— Work to be completed —
Go through the records and extract every line with the word "width".

··········

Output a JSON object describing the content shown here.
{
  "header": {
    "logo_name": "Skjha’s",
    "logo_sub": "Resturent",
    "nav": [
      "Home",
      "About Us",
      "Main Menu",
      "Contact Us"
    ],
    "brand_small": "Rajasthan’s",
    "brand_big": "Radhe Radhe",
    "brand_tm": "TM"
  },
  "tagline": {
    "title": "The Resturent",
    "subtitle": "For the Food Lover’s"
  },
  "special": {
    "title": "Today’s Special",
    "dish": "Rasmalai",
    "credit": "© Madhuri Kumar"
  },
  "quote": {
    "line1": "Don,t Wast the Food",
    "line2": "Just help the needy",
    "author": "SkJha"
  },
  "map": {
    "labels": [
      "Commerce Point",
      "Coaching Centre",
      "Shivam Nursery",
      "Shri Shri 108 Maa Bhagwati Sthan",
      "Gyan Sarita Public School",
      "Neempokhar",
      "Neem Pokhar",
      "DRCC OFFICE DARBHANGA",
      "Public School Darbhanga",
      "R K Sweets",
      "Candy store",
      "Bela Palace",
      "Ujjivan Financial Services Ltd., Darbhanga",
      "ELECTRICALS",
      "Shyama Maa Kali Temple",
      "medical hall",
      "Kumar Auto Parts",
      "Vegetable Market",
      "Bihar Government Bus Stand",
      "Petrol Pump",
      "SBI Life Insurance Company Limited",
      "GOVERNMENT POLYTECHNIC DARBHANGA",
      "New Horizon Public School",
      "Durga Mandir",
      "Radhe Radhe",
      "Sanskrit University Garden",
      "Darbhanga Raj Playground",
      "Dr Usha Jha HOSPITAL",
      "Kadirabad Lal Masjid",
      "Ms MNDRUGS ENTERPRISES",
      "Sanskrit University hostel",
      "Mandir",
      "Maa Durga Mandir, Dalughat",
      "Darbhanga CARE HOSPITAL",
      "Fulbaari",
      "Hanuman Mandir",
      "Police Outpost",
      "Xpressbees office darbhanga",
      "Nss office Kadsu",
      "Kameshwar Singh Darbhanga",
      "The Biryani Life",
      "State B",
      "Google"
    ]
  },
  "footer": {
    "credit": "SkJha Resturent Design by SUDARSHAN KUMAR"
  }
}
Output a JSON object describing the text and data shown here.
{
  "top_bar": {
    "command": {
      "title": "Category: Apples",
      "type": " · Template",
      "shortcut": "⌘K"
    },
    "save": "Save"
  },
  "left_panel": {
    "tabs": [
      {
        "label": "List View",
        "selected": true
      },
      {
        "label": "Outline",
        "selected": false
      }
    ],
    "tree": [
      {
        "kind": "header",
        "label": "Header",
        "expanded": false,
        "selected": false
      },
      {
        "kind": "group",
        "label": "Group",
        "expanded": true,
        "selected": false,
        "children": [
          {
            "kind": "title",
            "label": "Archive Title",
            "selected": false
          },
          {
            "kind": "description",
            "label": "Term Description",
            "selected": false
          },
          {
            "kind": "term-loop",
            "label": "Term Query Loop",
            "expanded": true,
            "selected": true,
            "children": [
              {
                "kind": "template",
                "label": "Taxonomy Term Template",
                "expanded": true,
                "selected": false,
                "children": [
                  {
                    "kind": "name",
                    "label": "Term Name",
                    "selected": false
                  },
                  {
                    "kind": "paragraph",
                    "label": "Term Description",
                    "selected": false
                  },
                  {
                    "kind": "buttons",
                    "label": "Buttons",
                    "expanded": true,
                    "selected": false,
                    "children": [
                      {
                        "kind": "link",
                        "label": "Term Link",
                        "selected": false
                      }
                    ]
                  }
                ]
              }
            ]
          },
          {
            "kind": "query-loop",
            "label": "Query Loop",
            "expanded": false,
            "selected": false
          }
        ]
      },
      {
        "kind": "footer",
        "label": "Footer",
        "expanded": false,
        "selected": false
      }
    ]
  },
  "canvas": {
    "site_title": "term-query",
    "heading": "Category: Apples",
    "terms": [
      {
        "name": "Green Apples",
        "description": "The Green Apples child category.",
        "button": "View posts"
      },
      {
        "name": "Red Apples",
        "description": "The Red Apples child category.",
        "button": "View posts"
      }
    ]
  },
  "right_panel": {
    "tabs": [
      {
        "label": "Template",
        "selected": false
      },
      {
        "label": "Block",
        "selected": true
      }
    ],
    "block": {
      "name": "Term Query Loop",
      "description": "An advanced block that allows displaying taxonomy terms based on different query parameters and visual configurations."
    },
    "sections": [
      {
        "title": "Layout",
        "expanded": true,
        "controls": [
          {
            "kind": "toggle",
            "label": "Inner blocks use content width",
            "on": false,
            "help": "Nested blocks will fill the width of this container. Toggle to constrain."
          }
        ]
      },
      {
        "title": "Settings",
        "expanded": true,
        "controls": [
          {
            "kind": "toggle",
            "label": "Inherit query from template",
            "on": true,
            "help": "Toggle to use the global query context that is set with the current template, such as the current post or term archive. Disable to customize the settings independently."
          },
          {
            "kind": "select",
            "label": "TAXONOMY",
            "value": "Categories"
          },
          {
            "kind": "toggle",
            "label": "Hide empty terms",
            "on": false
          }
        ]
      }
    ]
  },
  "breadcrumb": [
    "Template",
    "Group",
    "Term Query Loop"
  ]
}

··········

— Answer for this exercise —
            "label": "Inner blocks use content width",
            "help": "Nested blocks will fill the width of this container. Toggle to constrain."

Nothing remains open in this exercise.